OBJECTIVE
Below is a set of records. Repeat all of them exactly.

PROVIDED MATERIAL
:::

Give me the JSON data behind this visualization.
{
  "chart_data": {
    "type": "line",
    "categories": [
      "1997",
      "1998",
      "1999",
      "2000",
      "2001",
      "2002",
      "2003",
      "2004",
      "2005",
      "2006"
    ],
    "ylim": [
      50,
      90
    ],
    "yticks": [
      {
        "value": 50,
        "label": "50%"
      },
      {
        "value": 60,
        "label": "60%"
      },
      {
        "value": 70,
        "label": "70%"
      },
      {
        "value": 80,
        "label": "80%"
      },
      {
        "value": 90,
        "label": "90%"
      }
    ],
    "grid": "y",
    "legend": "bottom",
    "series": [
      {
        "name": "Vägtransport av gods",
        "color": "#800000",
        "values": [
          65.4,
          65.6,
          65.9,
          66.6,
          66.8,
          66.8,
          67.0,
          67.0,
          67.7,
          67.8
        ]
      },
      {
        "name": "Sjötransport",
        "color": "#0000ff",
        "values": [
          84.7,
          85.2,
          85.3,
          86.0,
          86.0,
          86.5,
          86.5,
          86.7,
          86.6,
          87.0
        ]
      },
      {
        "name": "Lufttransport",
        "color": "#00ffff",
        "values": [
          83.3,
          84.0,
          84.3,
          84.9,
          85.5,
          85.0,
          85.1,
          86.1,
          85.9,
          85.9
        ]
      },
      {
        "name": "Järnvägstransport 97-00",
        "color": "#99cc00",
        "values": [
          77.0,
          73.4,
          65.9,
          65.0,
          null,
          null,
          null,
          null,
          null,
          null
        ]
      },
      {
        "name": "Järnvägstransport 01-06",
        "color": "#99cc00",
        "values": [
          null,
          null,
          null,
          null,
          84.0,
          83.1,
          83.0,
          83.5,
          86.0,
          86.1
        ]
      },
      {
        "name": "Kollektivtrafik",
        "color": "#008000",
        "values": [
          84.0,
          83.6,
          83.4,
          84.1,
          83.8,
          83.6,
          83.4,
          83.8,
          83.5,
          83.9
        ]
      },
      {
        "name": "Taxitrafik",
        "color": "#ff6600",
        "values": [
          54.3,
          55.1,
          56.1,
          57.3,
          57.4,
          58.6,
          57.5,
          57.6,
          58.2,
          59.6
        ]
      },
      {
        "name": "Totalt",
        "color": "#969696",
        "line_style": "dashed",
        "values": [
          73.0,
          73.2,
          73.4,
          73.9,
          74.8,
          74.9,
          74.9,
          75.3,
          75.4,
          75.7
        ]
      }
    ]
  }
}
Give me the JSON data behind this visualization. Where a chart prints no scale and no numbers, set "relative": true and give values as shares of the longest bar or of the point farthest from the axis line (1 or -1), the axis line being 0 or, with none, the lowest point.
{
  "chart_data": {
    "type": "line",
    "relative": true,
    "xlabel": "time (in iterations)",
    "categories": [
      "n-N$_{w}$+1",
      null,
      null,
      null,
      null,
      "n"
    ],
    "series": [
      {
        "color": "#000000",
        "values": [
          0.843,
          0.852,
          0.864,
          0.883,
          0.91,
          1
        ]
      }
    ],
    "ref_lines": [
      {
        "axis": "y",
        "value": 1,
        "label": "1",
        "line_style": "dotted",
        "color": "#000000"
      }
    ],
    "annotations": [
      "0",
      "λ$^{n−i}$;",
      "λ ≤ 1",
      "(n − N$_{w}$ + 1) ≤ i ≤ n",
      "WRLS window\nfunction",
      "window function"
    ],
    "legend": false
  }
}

:::

ANSWER IN FULL
Give me the JSON data behind this visualization.
{
  "chart_data": {
    "type": "line",
    "categories": [
      "1997",
      "1998",
      "1999",
      "2000",
      "2001",
      "2002",
      "2003",
      "2004",
      "2005",
      "2006"
    ],
    "ylim": [
      50,
      90
    ],
    "yticks": [
      {
        "value": 50,
        "label": "50%"
      },
      {
        "value": 60,
        "label": "60%"
      },
      {
        "value": 70,
        "label": "70%"
      },
      {
        "value": 80,
        "label": "80%"
      },
      {
        "value": 90,
        "label": "90%"
      }
    ],
    "grid": "y",
    "legend": "bottom",
    "series": [
      {
        "name": "Vägtransport av gods",
        "color": "#800000",
        "values": [
          65.4,
          65.6,
          65.9,
          66.6,
          66.8,
          66.8,
          67.0,
          67.0,
          67.7,
          67.8
        ]
      },
      {
        "name": "Sjötransport",
        "color": "#0000ff",
        "values": [
          84.7,
          85.2,
          85.3,
          86.0,
          86.0,
          86.5,
          86.5,
          86.7,
          86.6,
          87.0
        ]
      },
      {
        "name": "Lufttransport",
        "color": "#00ffff",
        "values": [
          83.3,
          84.0,
          84.3,
          84.9,
          85.5,
          85.0,
          85.1,
          86.1,
          85.9,
          85.9
        ]
      },
      {
        "name": "Järnvägstransport 97-00",
        "color": "#99cc00",
        "values": [
          77.0,
          73.4,
          65.9,
          65.0,
          null,
          null,
          null,
          null,
          null,
          null
        ]
      },
      {
        "name": "Järnvägstransport 01-06",
        "color": "#99cc00",
        "values": [
          null,
          null,
          null,
          null,
          84.0,
          83.1,
          83.0,
          83.5,
          86.0,
          86.1
        ]
      },
      {
        "name": "Kollektivtrafik",
        "color": "#008000",
        "values": [
          84.0,
          83.6,
          83.4,
          84.1,
          83.8,
          83.6,
          83.4,
          83.8,
          83.5,
          83.9
        ]
      },
      {
        "name": "Taxitrafik",
        "color": "#ff6600",
        "values": [
          54.3,
          55.1,
          56.1,
          57.3,
          57.4,
          58.6,
          57.5,
          57.6,
          58.2,
          59.6
        ]
      },
      {
        "name": "Totalt",
        "color": "#969696",
        "line_style": "dashed",
        "values": [
          73.0,
          73.2,
          73.4,
          73.9,
          74.8,
          74.9,
          74.9,
          75.3,
          75.4,
          75.7
        ]
      }
    ]
  }
}
Give me the JSON data behind this visualization. Where a chart prints no scale and no numbers, set "relative": true and give values as shares of the longest bar or of the point farthest from the axis line (1 or -1), the axis line being 0 or, with none, the lowest point.
{
  "chart_data": {
    "type": "line",
    "relative": true,
    "xlabel": "time (in iterations)",
    "categories": [
      "n-N$_{w}$+1",
      null,
      null,
      null,
      null,
      "n"
    ],
    "series": [
      {
        "color": "#000000",
        "values": [
          0.843,
          0.852,
          0.864,
          0.883,
          0.91,
          1
        ]
      }
    ],
    "ref_lines": [
      {
        "axis": "y",
        "value": 1,
        "label": "1",
        "line_style": "dotted",
        "color": "#000000"
      }
    ],
    "annotations": [
      "0",
      "λ$^{n−i}$;",
      "λ ≤ 1",
      "(n − N$_{w}$ + 1) ≤ i ≤ n",
      "WRLS window\nfunction",
      "window function"
    ],
    "legend": false
  }
}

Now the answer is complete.